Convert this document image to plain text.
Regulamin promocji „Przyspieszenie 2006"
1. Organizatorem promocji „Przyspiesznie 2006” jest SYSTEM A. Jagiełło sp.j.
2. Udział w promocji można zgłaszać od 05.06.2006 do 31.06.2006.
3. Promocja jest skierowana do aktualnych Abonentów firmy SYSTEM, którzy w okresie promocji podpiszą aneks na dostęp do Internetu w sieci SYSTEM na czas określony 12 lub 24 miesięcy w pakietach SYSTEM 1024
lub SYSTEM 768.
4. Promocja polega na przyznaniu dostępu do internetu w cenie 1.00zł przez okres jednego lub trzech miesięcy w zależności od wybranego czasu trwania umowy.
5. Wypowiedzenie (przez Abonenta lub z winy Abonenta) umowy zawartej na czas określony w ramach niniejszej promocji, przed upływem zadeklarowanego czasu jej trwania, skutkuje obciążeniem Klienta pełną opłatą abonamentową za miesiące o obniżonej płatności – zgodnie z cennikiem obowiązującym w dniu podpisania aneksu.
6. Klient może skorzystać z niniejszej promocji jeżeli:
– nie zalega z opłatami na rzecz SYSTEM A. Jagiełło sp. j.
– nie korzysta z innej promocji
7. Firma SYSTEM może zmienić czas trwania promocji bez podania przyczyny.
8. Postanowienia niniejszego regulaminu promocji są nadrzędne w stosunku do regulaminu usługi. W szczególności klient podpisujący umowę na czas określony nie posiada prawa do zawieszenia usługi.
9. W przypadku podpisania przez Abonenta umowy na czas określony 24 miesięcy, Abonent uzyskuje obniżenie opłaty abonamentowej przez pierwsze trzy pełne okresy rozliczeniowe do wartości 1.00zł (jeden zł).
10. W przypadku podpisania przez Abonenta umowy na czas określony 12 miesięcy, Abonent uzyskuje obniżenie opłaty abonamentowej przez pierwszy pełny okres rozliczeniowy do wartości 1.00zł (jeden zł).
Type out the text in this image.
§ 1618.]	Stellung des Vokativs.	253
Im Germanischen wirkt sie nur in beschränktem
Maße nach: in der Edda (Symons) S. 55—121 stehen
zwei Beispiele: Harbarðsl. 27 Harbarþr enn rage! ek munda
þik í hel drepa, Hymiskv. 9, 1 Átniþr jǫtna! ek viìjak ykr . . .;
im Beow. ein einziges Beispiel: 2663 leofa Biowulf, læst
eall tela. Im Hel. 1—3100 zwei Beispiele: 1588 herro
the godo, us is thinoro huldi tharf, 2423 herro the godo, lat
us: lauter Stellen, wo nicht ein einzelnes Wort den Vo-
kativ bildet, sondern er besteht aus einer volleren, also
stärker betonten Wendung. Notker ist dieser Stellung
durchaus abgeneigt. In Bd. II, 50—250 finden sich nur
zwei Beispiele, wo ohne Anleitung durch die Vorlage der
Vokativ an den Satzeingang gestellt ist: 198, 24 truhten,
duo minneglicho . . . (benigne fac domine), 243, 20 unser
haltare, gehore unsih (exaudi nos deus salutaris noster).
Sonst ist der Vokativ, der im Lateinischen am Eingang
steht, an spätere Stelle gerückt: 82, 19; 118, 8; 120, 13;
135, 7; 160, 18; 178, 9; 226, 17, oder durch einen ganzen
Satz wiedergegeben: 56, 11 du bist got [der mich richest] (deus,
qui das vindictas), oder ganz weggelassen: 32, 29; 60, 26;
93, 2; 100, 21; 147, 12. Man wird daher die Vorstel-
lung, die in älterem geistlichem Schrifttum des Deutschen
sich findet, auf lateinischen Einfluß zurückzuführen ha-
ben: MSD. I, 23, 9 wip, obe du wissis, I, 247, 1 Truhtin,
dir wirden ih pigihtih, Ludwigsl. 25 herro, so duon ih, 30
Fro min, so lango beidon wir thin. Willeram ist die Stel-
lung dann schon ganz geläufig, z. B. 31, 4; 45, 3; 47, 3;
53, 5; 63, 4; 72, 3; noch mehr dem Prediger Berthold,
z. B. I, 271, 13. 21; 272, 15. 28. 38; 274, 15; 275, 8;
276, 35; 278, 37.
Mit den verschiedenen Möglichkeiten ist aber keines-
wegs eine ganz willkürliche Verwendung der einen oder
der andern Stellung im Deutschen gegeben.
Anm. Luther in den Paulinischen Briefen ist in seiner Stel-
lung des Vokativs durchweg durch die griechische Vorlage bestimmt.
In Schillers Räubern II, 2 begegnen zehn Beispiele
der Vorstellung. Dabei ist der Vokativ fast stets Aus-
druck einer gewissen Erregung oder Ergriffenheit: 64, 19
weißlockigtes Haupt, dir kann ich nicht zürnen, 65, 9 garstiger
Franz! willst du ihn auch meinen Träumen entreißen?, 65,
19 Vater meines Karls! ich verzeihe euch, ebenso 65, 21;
-- -- --
> **Short problem**: Repeat the records above exactly as they appear.

> **Response to this task**:
Convert this document image to plain text.
Regulamin promocji „Przyspieszenie 2006"
1. Organizatorem promocji „Przyspiesznie 2006” jest SYSTEM A. Jagiełło sp.j.
2. Udział w promocji można zgłaszać od 05.06.2006 do 31.06.2006.
3. Promocja jest skierowana do aktualnych Abonentów firmy SYSTEM, którzy w okresie promocji podpiszą aneks na dostęp do Internetu w sieci SYSTEM na czas określony 12 lub 24 miesięcy w pakietach SYSTEM 1024
lub SYSTEM 768.
4. Promocja polega na przyznaniu dostępu do internetu w cenie 1.00zł przez okres jednego lub trzech miesięcy w zależności od wybranego czasu trwania umowy.
5. Wypowiedzenie (przez Abonenta lub z winy Abonenta) umowy zawartej na czas określony w ramach niniejszej promocji, przed upływem zadeklarowanego czasu jej trwania, skutkuje obciążeniem Klienta pełną opłatą abonamentową za miesiące o obniżonej płatności – zgodnie z cennikiem obowiązującym w dniu podpisania aneksu.
6. Klient może skorzystać z niniejszej promocji jeżeli:
– nie zalega z opłatami na rzecz SYSTEM A. Jagiełło sp. j.
– nie korzysta z innej promocji
7. Firma SYSTEM może zmienić czas trwania promocji bez podania przyczyny.
8. Postanowienia niniejszego regulaminu promocji są nadrzędne w stosunku do regulaminu usługi. W szczególności klient podpisujący umowę na czas określony nie posiada prawa do zawieszenia usługi.
9. W przypadku podpisania przez Abonenta umowy na czas określony 24 miesięcy, Abonent uzyskuje obniżenie opłaty abonamentowej przez pierwsze trzy pełne okresy rozliczeniowe do wartości 1.00zł (jeden zł).
10. W przypadku podpisania przez Abonenta umowy na czas określony 12 miesięcy, Abonent uzyskuje obniżenie opłaty abonamentowej przez pierwszy pełny okres rozliczeniowy do wartości 1.00zł (jeden zł).
Type out the text in this image.
§ 1618.]	Stellung des Vokativs.	253
Im Germanischen wirkt sie nur in beschränktem
Maße nach: in der Edda (Symons) S. 55—121 stehen
zwei Beispiele: Harbarðsl. 27 Harbarþr enn rage! ek munda
þik í hel drepa, Hymiskv. 9, 1 Átniþr jǫtna! ek viìjak ykr . . .;
im Beow. ein einziges Beispiel: 2663 leofa Biowulf, læst
eall tela. Im Hel. 1—3100 zwei Beispiele: 1588 herro
the godo, us is thinoro huldi tharf, 2423 herro the godo, lat
us: lauter Stellen, wo nicht ein einzelnes Wort den Vo-
kativ bildet, sondern er besteht aus einer volleren, also
stärker betonten Wendung. Notker ist dieser Stellung
durchaus abgeneigt. In Bd. II, 50—250 finden sich nur
zwei Beispiele, wo ohne Anleitung durch die Vorlage der
Vokativ an den Satzeingang gestellt ist: 198, 24 truhten,
duo minneglicho . . . (benigne fac domine), 243, 20 unser
haltare, gehore unsih (exaudi nos deus salutaris noster).
Sonst ist der Vokativ, der im Lateinischen am Eingang
steht, an spätere Stelle gerückt: 82, 19; 118, 8; 120, 13;
135, 7; 160, 18; 178, 9; 226, 17, oder durch einen ganzen
Satz wiedergegeben: 56, 11 du bist got [der mich richest] (deus,
qui das vindictas), oder ganz weggelassen: 32, 29; 60, 26;
93, 2; 100, 21; 147, 12. Man wird daher die Vorstel-
lung, die in älterem geistlichem Schrifttum des Deutschen
sich findet, auf lateinischen Einfluß zurückzuführen ha-
ben: MSD. I, 23, 9 wip, obe du wissis, I, 247, 1 Truhtin,
dir wirden ih pigihtih, Ludwigsl. 25 herro, so duon ih, 30
Fro min, so lango beidon wir thin. Willeram ist die Stel-
lung dann schon ganz geläufig, z. B. 31, 4; 45, 3; 47, 3;
53, 5; 63, 4; 72, 3; noch mehr dem Prediger Berthold,
z. B. I, 271, 13. 21; 272, 15. 28. 38; 274, 15; 275, 8;
276, 35; 278, 37.
Mit den verschiedenen Möglichkeiten ist aber keines-
wegs eine ganz willkürliche Verwendung der einen oder
der andern Stellung im Deutschen gegeben.
Anm. Luther in den Paulinischen Briefen ist in seiner Stel-
lung des Vokativs durchweg durch die griechische Vorlage bestimmt.
In Schillers Räubern II, 2 begegnen zehn Beispiele
der Vorstellung. Dabei ist der Vokativ fast stets Aus-
druck einer gewissen Erregung oder Ergriffenheit: 64, 19
weißlockigtes Haupt, dir kann ich nicht zürnen, 65, 9 garstiger
Franz! willst du ihn auch meinen Träumen entreißen?, 65,
19 Vater meines Karls! ich verzeihe euch, ebenso 65, 21;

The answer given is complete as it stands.